**WHAT TO PRODUCE:**
Transcribe the entries below exactly; leave every image out.

**PROVIDED RECORDS:**
* BEGIN *
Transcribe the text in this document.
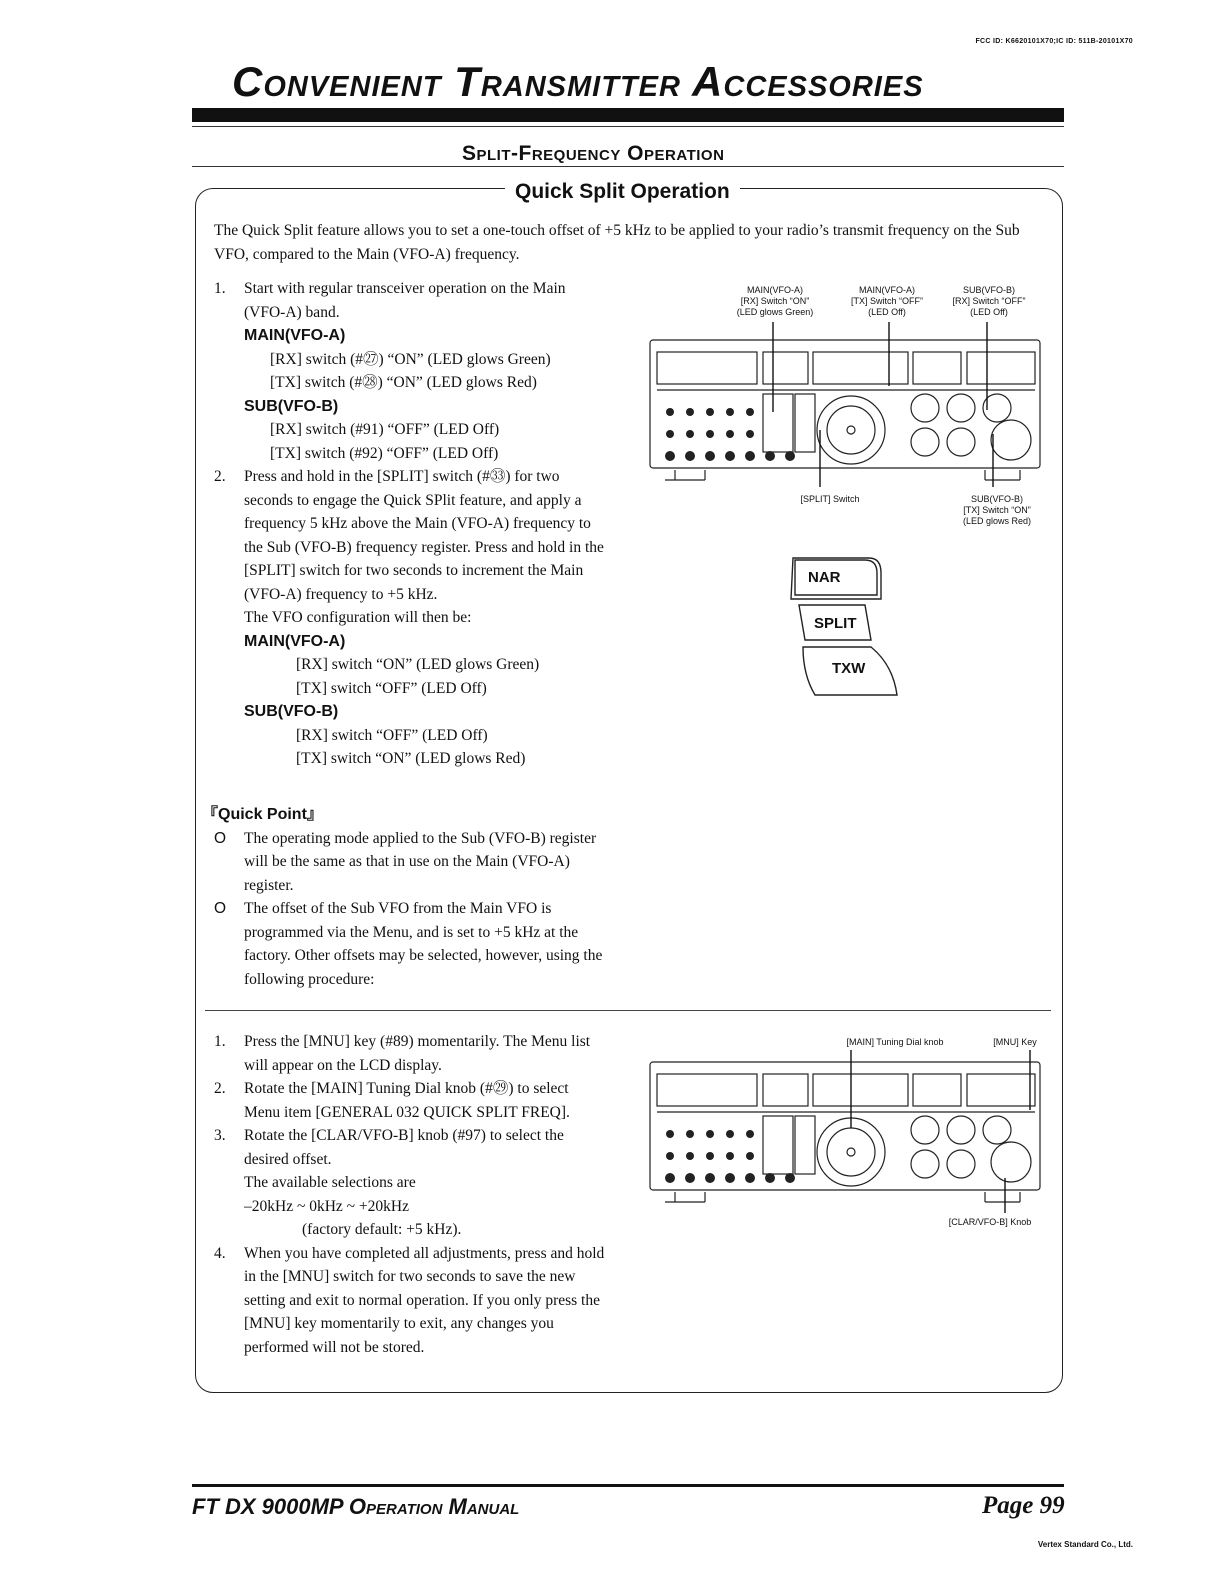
FCC ID: K6620101X70;IC ID: 511B-20101X70
Convenient Transmitter Accessories
Split-Frequency Operation
Quick Split Operation
The Quick Split feature allows you to set a one-touch offset of +5 kHz to be applied to your radio’s transmit frequency on the Sub VFO, compared to the Main (VFO-A) frequency.
1. Start with regular transceiver operation on the Main (VFO-A) band.
MAIN(VFO-A)
[RX] switch (#㉗) “ON” (LED glows Green)
[TX] switch (#㉘) “ON” (LED glows Red)
SUB(VFO-B)
[RX] switch (#91) “OFF” (LED Off)
[TX] switch (#92) “OFF” (LED Off)
2. Press and hold in the [SPLIT] switch (#㉝) for two seconds to engage the Quick SPlit feature, and apply a frequency 5 kHz above the Main (VFO-A) frequency to the Sub (VFO-B) frequency register. Press and hold in the [SPLIT] switch for two seconds to increment the Main (VFO-A) frequency to +5 kHz.
The VFO configuration will then be:
MAIN(VFO-A)
[RX] switch “ON” (LED glows Green)
[TX] switch “OFF” (LED Off)
SUB(VFO-B)
[RX] switch “OFF” (LED Off)
[TX] switch “ON” (LED glows Red)
『Quick Point』
O The operating mode applied to the Sub (VFO-B) register will be the same as that in use on the Main (VFO-A) register.
O The offset of the Sub VFO from the Main VFO is programmed via the Menu, and is set to +5 kHz at the factory. Other offsets may be selected, however, using the following procedure:
1. Press the [MNU] key (#89) momentarily. The Menu list will appear on the LCD display.
2. Rotate the [MAIN] Tuning Dial knob (#㉙) to select Menu item [GENERAL 032 QUICK SPLIT FREQ].
3. Rotate the [CLAR/VFO-B] knob (#97) to select the desired offset.
The available selections are
–20kHz ~ 0kHz ~ +20kHz
(factory default: +5 kHz).
4. When you have completed all adjustments, press and hold in the [MNU] switch for two seconds to save the new setting and exit to normal operation. If you only press the [MNU] key momentarily to exit, any changes you performed will not be stored.
MAIN(VFO-A)
[RX] Switch “ON”
(LED glows Green)
MAIN(VFO-A)
[TX] Switch “OFF”
(LED Off)
SUB(VFO-B)
[RX] Switch “OFF”
(LED Off)
[SPLIT] Switch	SUB(VFO-B)
[TX] Switch “ON”
(LED glows Red)
NAR
SPLIT
TXW
[MAIN] Tuning Dial knob	[MNU] Key
[CLAR/VFO-B] Knob
FT DX 9000MP Operation Manual	Page 99
Vertex Standard Co., Ltd.
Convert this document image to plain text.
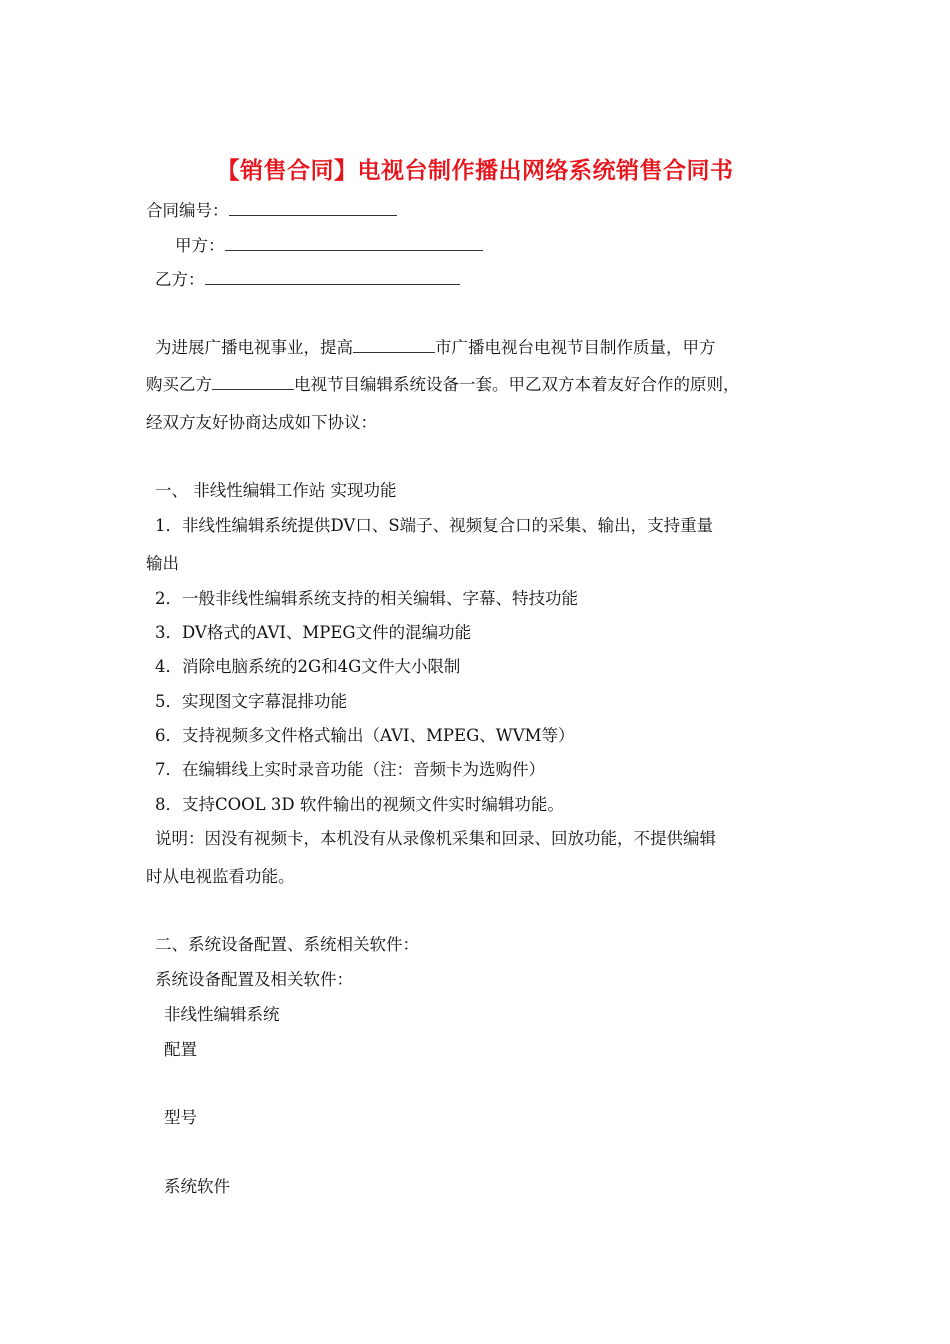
【销售合同】电视台制作播出网络系统销售合同书
合同编号：
甲方：
乙方：
为进展广播电视事业，提高	市广播电视台电视节目制作质量，甲方
购买乙方	电视节目编辑系统设备一套。甲乙双方本着友好合作的原则，
经双方友好协商达成如下协议：
一、 非线性编辑工作站 实现功能
1．非线性编辑系统提供DV口、S端子、视频复合口的采集、输出，支持重量
输出
2．一般非线性编辑系统支持的相关编辑、字幕、特技功能
3．DV格式的AVI、MPEG文件的混编功能
4．消除电脑系统的2G和4G文件大小限制
5．实现图文字幕混排功能
6．支持视频多文件格式输出（AVI、MPEG、WVM等）
7．在编辑线上实时录音功能（注：音频卡为选购件）
8．支持COOL 3D 软件输出的视频文件实时编辑功能。
说明：因没有视频卡，本机没有从录像机采集和回录、回放功能，不提供编辑
时从电视监看功能。
二、系统设备配置、系统相关软件：
系统设备配置及相关软件：
非线性编辑系统
配置
型号
系统软件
* END *
**RESPONSE TO THIS EXERCISE:**
Transcribe the text in this document.
FCC ID: K6620101X70;IC ID: 511B-20101X70
Convenient Transmitter Accessories
Split-Frequency Operation
Quick Split Operation
The Quick Split feature allows you to set a one-touch offset of +5 kHz to be applied to your radio’s transmit frequency on the Sub VFO, compared to the Main (VFO-A) frequency.
1. Start with regular transceiver operation on the Main (VFO-A) band.
MAIN(VFO-A)
[RX] switch (#㉗) “ON” (LED glows Green)
[TX] switch (#㉘) “ON” (LED glows Red)
SUB(VFO-B)
[RX] switch (#91) “OFF” (LED Off)
[TX] switch (#92) “OFF” (LED Off)
2. Press and hold in the [SPLIT] switch (#㉝) for two seconds to engage the Quick SPlit feature, and apply a frequency 5 kHz above the Main (VFO-A) frequency to the Sub (VFO-B) frequency register. Press and hold in the [SPLIT] switch for two seconds to increment the Main (VFO-A) frequency to +5 kHz.
The VFO configuration will then be:
MAIN(VFO-A)
[RX] switch “ON” (LED glows Green)
[TX] switch “OFF” (LED Off)
SUB(VFO-B)
[RX] switch “OFF” (LED Off)
[TX] switch “ON” (LED glows Red)
『Quick Point』
O The operating mode applied to the Sub (VFO-B) register will be the same as that in use on the Main (VFO-A) register.
O The offset of the Sub VFO from the Main VFO is programmed via the Menu, and is set to +5 kHz at the factory. Other offsets may be selected, however, using the following procedure:
1. Press the [MNU] key (#89) momentarily. The Menu list will appear on the LCD display.
2. Rotate the [MAIN] Tuning Dial knob (#㉙) to select Menu item [GENERAL 032 QUICK SPLIT FREQ].
3. Rotate the [CLAR/VFO-B] knob (#97) to select the desired offset.
The available selections are
–20kHz ~ 0kHz ~ +20kHz
(factory default: +5 kHz).
4. When you have completed all adjustments, press and hold in the [MNU] switch for two seconds to save the new setting and exit to normal operation. If you only press the [MNU] key momentarily to exit, any changes you performed will not be stored.
MAIN(VFO-A)
[RX] Switch “ON”
(LED glows Green)
MAIN(VFO-A)
[TX] Switch “OFF”
(LED Off)
SUB(VFO-B)
[RX] Switch “OFF”
(LED Off)
[SPLIT] Switch	SUB(VFO-B)
[TX] Switch “ON”
(LED glows Red)
NAR
SPLIT
TXW
[MAIN] Tuning Dial knob	[MNU] Key
[CLAR/VFO-B] Knob
FT DX 9000MP Operation Manual	Page 99
Vertex Standard Co., Ltd.
Convert this document image to plain text.
【销售合同】电视台制作播出网络系统销售合同书
合同编号：
甲方：
乙方：
为进展广播电视事业，提高	市广播电视台电视节目制作质量，甲方
购买乙方	电视节目编辑系统设备一套。甲乙双方本着友好合作的原则，
经双方友好协商达成如下协议：
一、 非线性编辑工作站 实现功能
1．非线性编辑系统提供DV口、S端子、视频复合口的采集、输出，支持重量
输出
2．一般非线性编辑系统支持的相关编辑、字幕、特技功能
3．DV格式的AVI、MPEG文件的混编功能
4．消除电脑系统的2G和4G文件大小限制
5．实现图文字幕混排功能
6．支持视频多文件格式输出（AVI、MPEG、WVM等）
7．在编辑线上实时录音功能（注：音频卡为选购件）
8．支持COOL 3D 软件输出的视频文件实时编辑功能。
说明：因没有视频卡，本机没有从录像机采集和回录、回放功能，不提供编辑
时从电视监看功能。
二、系统设备配置、系统相关软件：
系统设备配置及相关软件：
非线性编辑系统
配置
型号
系统软件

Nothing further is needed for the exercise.